WHAT TO WORK ON: In the copy, include every entry exactly but none of the images.
— BEGIN PROVIDED ENTRIES —
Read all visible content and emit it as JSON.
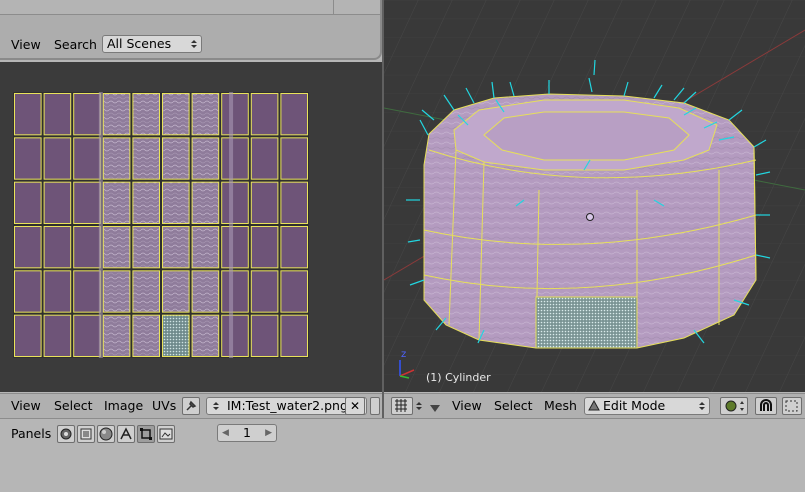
{
  "outliner": {
    "menu_view": "View",
    "menu_search": "Search",
    "scene_select": "All Scenes"
  },
  "uv_editor": {
    "menu_view": "View",
    "menu_select": "Select",
    "menu_image": "Image",
    "menu_uvs": "UVs",
    "image_name": "IM:Test_water2.png",
    "close_symbol": "✕",
    "grid_columns": 10,
    "grid_rows": 6,
    "selected_face": "row 6, column 6"
  },
  "viewport": {
    "object_label": "(1) Cylinder",
    "axis_z": "z",
    "menu_view": "View",
    "menu_select": "Select",
    "menu_mesh": "Mesh",
    "mode_select": "Edit Mode"
  },
  "buttons_window": {
    "panels_label": "Panels",
    "frame_value": "1",
    "prev_arrow": "◀",
    "next_arrow": "▶"
  },
  "colors": {
    "uv_background": "#3b3b3b",
    "uv_face": "#6e5478",
    "uv_edge": "#e9e35a",
    "viewport_bg": "#393939",
    "mesh_face": "#b49bc0",
    "normal_lines": "#22d6e0",
    "header_bg": "#b0b0b0"
  }
}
— END PROVIDED ENTRIES —
FULL SOLUTION:
Read all visible content and emit it as JSON.
{
  "outliner": {
    "menu_view": "View",
    "menu_search": "Search",
    "scene_select": "All Scenes"
  },
  "uv_editor": {
    "menu_view": "View",
    "menu_select": "Select",
    "menu_image": "Image",
    "menu_uvs": "UVs",
    "image_name": "IM:Test_water2.png",
    "close_symbol": "✕",
    "grid_columns": 10,
    "grid_rows": 6,
    "selected_face": "row 6, column 6"
  },
  "viewport": {
    "object_label": "(1) Cylinder",
    "axis_z": "z",
    "menu_view": "View",
    "menu_select": "Select",
    "menu_mesh": "Mesh",
    "mode_select": "Edit Mode"
  },
  "buttons_window": {
    "panels_label": "Panels",
    "frame_value": "1",
    "prev_arrow": "◀",
    "next_arrow": "▶"
  },
  "colors": {
    "uv_background": "#3b3b3b",
    "uv_face": "#6e5478",
    "uv_edge": "#e9e35a",
    "viewport_bg": "#393939",
    "mesh_face": "#b49bc0",
    "normal_lines": "#22d6e0",
    "header_bg": "#b0b0b0"
  }
}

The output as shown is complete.